(TASK DIRECTIONS)
Reproduce the records below with every occurrence of "kmap-cell" changed to "karnaugh-cell"; keep all other text identical.
* START RECORDS FOR PROCESSING *
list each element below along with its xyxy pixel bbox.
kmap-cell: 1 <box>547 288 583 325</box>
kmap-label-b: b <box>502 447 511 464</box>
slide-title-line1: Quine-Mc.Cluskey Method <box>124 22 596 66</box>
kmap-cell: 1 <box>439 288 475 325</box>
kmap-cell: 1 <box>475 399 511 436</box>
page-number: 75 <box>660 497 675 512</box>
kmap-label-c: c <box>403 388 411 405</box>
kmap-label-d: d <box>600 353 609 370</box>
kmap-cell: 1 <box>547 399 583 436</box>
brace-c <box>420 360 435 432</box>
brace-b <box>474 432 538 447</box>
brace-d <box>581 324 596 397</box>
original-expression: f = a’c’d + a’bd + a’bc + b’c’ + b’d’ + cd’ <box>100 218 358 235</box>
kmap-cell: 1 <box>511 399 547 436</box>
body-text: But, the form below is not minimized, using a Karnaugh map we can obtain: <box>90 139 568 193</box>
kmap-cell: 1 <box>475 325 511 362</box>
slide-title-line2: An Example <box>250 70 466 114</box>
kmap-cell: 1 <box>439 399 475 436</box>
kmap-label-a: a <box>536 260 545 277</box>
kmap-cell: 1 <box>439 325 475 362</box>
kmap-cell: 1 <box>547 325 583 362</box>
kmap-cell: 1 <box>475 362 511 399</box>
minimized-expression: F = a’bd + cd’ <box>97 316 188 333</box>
* END RECORDS FOR PROCESSING *
(REPLY TO THE TASK)
list each element below along with its xyxy pixel bbox.
karnaugh-cell: 1 <box>547 288 583 325</box>
kmap-label-b: b <box>502 447 511 464</box>
slide-title-line1: Quine-Mc.Cluskey Method <box>124 22 596 66</box>
karnaugh-cell: 1 <box>439 288 475 325</box>
karnaugh-cell: 1 <box>475 399 511 436</box>
page-number: 75 <box>660 497 675 512</box>
kmap-label-c: c <box>403 388 411 405</box>
kmap-label-d: d <box>600 353 609 370</box>
karnaugh-cell: 1 <box>547 399 583 436</box>
brace-c <box>420 360 435 432</box>
brace-b <box>474 432 538 447</box>
brace-d <box>581 324 596 397</box>
original-expression: f = a’c’d + a’bd + a’bc + b’c’ + b’d’ + cd’ <box>100 218 358 235</box>
karnaugh-cell: 1 <box>511 399 547 436</box>
body-text: But, the form below is not minimized, using a Karnaugh map we can obtain: <box>90 139 568 193</box>
karnaugh-cell: 1 <box>475 325 511 362</box>
slide-title-line2: An Example <box>250 70 466 114</box>
karnaugh-cell: 1 <box>439 399 475 436</box>
kmap-label-a: a <box>536 260 545 277</box>
karnaugh-cell: 1 <box>439 325 475 362</box>
karnaugh-cell: 1 <box>547 325 583 362</box>
karnaugh-cell: 1 <box>475 362 511 399</box>
minimized-expression: F = a’bd + cd’ <box>97 316 188 333</box>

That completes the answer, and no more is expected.